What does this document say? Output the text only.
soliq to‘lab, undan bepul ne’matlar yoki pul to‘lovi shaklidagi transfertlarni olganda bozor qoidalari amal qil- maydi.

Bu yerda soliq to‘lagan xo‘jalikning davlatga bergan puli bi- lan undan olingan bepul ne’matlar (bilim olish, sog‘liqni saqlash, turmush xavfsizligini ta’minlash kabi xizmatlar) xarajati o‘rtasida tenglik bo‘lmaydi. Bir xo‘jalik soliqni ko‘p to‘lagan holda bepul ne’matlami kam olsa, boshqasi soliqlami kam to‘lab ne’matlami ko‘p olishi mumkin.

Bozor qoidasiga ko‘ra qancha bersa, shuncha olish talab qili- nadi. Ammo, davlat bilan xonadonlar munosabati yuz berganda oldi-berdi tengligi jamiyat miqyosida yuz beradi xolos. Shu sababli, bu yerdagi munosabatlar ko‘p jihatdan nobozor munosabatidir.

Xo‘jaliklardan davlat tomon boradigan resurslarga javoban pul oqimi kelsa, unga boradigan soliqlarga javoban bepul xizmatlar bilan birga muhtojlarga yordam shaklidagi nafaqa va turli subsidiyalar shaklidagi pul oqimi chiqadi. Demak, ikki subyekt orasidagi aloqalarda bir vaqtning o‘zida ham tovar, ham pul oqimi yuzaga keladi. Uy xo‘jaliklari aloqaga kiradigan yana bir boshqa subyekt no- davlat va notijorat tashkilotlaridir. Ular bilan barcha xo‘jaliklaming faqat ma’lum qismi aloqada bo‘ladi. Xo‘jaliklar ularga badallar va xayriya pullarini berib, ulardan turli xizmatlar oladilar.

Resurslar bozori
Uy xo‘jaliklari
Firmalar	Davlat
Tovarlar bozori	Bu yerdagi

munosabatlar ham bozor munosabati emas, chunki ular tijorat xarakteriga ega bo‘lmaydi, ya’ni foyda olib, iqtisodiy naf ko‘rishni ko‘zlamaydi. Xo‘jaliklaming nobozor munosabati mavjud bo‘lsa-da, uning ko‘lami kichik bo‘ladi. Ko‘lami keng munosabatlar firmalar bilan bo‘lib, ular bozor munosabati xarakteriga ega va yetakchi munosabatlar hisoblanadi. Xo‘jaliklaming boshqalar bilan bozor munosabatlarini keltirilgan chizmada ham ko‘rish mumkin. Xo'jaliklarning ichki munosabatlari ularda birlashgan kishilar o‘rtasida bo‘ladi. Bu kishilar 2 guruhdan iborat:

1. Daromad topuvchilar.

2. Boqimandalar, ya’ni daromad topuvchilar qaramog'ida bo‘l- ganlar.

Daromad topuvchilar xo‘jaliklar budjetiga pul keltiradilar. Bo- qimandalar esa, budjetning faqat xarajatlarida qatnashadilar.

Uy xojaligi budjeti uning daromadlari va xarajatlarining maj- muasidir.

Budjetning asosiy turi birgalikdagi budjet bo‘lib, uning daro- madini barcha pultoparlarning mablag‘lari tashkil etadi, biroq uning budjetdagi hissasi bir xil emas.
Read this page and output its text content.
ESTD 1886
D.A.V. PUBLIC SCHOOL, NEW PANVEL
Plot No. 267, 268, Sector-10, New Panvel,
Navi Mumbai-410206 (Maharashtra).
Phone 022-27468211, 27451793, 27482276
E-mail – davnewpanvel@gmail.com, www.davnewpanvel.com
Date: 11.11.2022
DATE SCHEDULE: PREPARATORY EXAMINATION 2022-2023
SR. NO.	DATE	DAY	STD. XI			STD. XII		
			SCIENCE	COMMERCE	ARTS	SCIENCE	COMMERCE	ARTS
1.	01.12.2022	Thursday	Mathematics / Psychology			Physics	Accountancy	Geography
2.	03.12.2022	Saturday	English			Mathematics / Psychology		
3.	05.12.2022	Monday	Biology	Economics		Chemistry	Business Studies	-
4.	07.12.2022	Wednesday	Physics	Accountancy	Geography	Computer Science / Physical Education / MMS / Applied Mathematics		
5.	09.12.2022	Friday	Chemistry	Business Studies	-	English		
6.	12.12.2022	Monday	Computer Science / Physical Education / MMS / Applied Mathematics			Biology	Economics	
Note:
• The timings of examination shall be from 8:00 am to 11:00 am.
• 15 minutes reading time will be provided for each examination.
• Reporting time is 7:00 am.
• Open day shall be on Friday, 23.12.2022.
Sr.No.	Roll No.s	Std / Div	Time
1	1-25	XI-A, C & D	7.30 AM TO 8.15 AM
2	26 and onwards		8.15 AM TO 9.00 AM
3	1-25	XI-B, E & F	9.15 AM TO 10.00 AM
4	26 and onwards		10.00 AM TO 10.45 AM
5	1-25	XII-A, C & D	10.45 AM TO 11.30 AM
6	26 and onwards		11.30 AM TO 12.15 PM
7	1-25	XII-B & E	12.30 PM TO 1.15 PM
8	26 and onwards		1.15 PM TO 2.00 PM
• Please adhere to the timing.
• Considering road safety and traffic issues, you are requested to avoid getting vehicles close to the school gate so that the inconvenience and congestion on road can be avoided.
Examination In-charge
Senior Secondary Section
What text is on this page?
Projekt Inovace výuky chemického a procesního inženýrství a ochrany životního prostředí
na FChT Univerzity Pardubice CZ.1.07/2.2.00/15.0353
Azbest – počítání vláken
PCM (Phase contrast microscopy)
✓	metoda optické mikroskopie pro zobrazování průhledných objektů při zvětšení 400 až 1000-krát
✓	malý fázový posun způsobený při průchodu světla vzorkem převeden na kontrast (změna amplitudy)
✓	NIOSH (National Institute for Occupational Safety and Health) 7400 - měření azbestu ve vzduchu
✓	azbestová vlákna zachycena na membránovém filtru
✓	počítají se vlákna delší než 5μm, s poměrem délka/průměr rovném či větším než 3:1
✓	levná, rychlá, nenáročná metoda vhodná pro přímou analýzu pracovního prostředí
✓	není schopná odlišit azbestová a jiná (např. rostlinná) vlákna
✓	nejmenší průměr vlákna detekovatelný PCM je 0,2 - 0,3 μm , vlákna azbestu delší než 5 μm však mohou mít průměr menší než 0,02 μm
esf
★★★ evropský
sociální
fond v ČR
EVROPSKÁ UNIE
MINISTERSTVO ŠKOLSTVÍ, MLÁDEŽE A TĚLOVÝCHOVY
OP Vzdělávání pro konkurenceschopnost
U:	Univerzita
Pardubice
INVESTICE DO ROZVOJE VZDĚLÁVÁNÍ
━━━━━━━━
CHALLENGE: State the count of lines holding the string "metoda" in the listing above, and nothing else.

WORKED SOLUTION: 2